■ **Directions for this task**: Locate every line that holds the string "name" and copy it.

■ **Records for processing**:

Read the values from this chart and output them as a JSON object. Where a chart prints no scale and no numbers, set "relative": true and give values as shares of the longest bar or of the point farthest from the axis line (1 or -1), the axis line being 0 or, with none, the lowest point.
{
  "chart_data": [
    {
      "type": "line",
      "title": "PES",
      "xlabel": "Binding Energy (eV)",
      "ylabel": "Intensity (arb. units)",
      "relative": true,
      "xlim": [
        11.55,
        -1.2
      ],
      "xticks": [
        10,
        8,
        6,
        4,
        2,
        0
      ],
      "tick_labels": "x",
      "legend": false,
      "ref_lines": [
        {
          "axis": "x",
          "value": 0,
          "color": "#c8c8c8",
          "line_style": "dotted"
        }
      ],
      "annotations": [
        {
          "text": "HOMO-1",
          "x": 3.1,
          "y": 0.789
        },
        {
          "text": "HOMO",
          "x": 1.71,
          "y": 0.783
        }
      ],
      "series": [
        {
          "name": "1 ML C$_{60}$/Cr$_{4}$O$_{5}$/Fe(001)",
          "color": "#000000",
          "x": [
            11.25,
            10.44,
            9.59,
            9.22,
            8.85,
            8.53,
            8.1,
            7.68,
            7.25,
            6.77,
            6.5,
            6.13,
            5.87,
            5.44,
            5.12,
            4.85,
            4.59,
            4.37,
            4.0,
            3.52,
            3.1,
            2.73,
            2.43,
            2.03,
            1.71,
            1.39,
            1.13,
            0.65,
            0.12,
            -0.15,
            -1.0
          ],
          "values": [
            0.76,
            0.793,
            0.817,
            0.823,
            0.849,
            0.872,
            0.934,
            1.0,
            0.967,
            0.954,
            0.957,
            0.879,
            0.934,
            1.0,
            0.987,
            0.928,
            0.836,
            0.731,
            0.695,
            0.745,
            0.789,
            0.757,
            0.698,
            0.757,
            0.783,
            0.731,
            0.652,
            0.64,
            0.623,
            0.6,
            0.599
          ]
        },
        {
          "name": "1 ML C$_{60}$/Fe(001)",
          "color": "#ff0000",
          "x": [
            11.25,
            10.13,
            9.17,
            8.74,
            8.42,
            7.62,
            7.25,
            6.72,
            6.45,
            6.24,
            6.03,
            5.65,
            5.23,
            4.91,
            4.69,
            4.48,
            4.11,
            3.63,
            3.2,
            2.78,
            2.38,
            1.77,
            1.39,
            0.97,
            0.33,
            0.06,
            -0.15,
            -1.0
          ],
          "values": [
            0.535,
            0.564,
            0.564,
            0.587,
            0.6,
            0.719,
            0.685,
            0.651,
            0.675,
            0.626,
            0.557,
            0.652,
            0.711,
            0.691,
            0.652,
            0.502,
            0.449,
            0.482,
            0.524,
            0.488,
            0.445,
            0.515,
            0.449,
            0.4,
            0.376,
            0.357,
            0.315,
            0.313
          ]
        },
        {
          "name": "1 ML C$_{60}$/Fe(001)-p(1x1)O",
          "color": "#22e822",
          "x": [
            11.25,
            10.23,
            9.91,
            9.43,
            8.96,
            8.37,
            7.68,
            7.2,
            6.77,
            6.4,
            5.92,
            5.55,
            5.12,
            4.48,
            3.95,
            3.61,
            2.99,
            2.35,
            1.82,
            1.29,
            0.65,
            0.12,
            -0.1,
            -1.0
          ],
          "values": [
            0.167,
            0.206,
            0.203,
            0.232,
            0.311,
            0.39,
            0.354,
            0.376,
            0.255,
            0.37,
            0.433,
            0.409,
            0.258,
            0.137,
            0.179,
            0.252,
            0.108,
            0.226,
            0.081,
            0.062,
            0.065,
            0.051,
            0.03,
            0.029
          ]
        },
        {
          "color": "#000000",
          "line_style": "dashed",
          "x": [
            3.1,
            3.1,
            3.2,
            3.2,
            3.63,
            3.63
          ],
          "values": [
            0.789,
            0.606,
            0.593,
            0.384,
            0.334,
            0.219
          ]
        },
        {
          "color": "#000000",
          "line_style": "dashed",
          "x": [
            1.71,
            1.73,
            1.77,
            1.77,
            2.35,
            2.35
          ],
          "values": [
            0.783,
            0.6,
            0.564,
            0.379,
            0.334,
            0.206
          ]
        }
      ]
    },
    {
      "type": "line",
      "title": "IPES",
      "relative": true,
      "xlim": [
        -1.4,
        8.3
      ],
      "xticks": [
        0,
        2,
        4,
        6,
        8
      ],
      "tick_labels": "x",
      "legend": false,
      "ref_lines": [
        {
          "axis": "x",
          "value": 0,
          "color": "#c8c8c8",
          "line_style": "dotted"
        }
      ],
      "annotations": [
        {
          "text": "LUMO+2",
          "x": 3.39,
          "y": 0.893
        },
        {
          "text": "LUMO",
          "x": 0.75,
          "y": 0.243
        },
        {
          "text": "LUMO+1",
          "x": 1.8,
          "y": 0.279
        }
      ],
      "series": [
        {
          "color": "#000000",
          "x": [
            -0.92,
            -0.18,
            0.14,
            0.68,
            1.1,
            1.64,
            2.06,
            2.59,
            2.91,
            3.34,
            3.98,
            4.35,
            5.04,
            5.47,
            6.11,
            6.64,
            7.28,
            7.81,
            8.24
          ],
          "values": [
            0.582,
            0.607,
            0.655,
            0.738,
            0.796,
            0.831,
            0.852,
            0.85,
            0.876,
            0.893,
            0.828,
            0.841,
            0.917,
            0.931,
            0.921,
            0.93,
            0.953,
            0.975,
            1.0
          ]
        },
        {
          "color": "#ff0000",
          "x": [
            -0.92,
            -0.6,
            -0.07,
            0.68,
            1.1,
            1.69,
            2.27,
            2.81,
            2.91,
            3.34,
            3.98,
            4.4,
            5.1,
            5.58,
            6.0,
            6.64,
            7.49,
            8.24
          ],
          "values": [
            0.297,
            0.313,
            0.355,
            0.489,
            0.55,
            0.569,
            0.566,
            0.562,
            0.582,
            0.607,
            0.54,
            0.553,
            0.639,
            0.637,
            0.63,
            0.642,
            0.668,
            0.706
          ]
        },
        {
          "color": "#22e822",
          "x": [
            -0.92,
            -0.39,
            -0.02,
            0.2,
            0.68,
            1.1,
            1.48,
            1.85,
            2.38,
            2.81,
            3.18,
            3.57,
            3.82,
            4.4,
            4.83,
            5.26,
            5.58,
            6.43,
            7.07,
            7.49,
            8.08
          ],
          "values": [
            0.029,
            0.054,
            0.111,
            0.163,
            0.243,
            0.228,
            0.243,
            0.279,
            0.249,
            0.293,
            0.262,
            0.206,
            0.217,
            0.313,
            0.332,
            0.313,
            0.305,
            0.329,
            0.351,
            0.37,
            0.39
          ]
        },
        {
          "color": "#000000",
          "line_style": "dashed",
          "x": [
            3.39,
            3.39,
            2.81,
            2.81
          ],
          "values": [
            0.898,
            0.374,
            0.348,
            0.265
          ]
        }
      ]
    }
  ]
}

■ **Task result**:
          "name": "1 ML C$_{60}$/Cr$_{4}$O$_{5}$/Fe(001)",
          "name": "1 ML C$_{60}$/Fe(001)",
          "name": "1 ML C$_{60}$/Fe(001)-p(1x1)O",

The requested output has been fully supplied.